(Saved entries)
^^^^^^^^

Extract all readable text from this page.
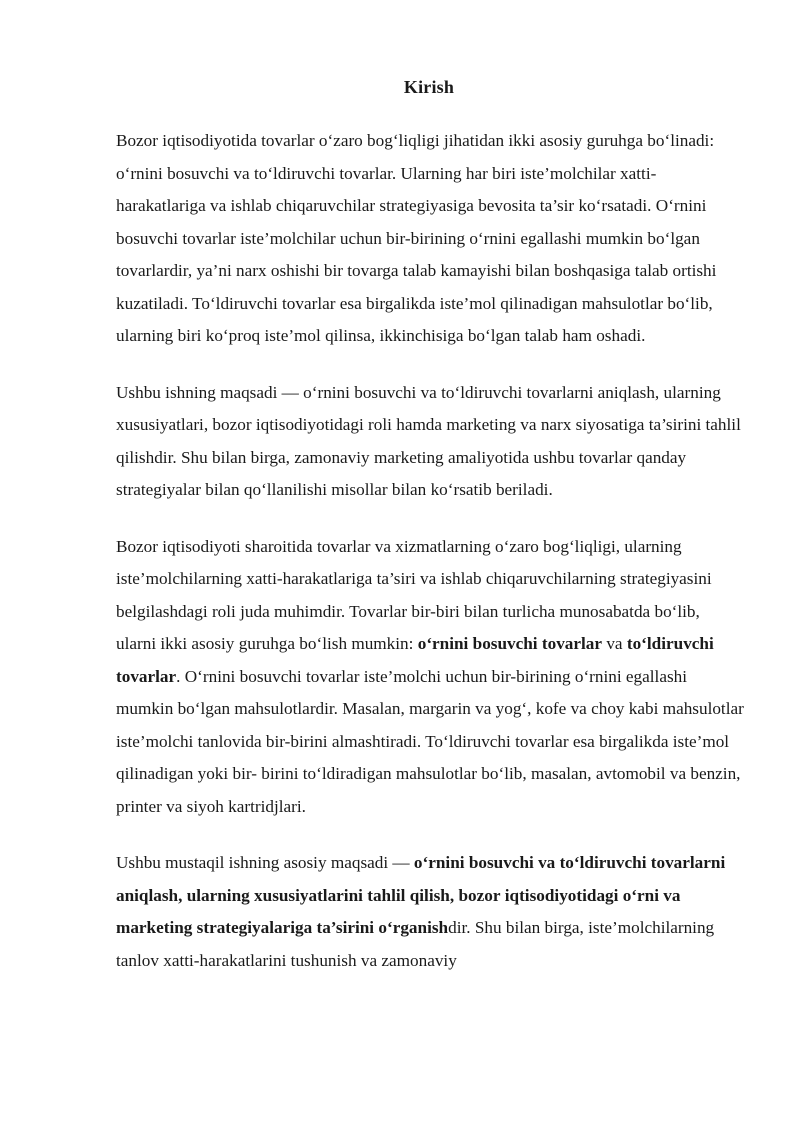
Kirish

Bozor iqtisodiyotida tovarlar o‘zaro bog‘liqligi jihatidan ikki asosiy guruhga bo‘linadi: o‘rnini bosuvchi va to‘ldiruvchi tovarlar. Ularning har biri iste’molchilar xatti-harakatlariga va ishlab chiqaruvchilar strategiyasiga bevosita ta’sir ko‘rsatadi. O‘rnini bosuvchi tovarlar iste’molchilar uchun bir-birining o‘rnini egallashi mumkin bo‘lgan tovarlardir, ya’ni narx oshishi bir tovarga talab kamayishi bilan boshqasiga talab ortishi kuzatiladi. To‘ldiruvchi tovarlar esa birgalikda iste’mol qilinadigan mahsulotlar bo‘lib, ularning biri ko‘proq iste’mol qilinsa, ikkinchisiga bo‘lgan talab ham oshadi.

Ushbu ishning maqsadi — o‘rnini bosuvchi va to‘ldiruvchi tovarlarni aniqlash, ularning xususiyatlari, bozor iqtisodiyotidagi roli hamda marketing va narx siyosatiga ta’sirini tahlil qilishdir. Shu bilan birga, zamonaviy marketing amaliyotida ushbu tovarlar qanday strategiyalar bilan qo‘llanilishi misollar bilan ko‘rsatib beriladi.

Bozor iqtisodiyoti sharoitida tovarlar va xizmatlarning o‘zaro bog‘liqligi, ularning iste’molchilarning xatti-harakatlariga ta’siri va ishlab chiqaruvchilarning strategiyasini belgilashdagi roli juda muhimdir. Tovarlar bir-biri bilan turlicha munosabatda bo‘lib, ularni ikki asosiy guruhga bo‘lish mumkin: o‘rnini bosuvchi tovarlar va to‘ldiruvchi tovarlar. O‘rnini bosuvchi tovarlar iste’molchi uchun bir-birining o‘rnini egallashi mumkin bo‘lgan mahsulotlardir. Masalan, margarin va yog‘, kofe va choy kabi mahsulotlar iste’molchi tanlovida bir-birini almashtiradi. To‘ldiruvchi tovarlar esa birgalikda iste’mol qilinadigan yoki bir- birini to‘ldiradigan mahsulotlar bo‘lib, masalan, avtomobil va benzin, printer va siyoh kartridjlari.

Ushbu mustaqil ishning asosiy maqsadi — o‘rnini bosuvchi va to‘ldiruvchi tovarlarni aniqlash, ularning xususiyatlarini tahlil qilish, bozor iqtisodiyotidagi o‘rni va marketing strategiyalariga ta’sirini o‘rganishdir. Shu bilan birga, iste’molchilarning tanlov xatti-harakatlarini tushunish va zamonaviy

^^^^^^^^

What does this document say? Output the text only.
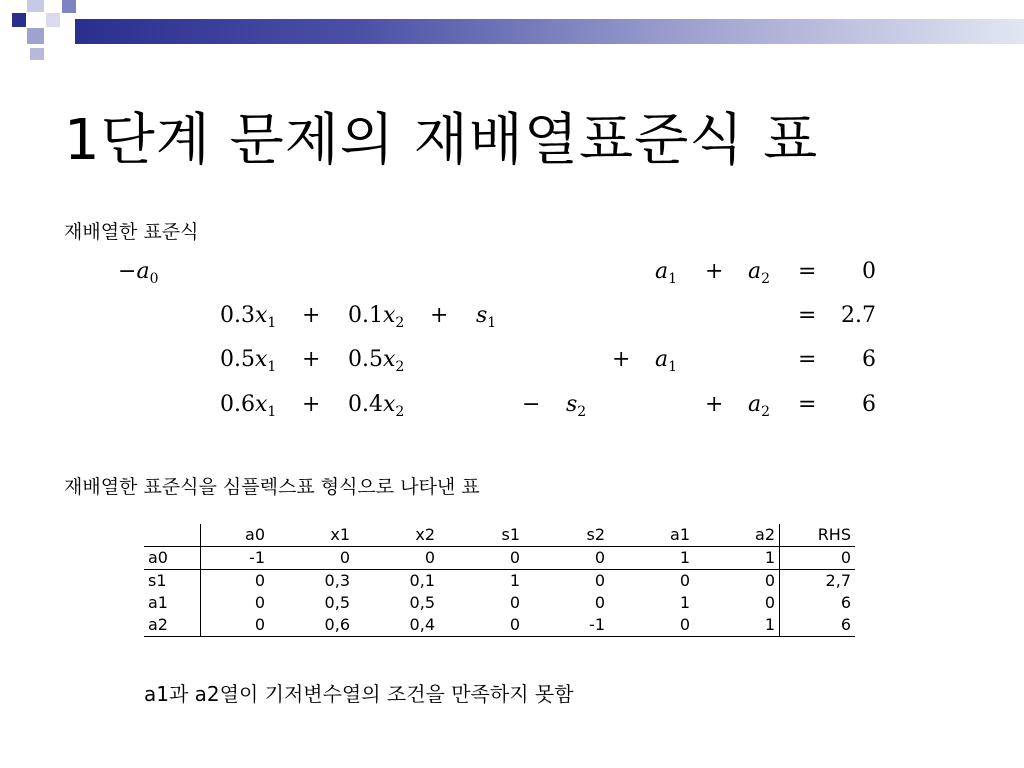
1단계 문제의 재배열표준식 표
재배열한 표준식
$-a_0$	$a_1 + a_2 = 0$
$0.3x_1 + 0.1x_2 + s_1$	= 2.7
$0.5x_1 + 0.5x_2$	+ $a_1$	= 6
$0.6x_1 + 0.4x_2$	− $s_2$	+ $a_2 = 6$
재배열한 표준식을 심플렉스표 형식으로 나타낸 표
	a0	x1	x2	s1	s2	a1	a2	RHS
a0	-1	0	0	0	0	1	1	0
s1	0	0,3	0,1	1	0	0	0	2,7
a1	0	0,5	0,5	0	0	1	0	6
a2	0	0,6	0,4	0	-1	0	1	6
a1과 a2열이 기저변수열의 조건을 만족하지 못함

^^^^^^^^

PROBLEM TO WORK ON: In the data above, how many lines contain the string "sirini"? Answer with the number only.

RESULT: 2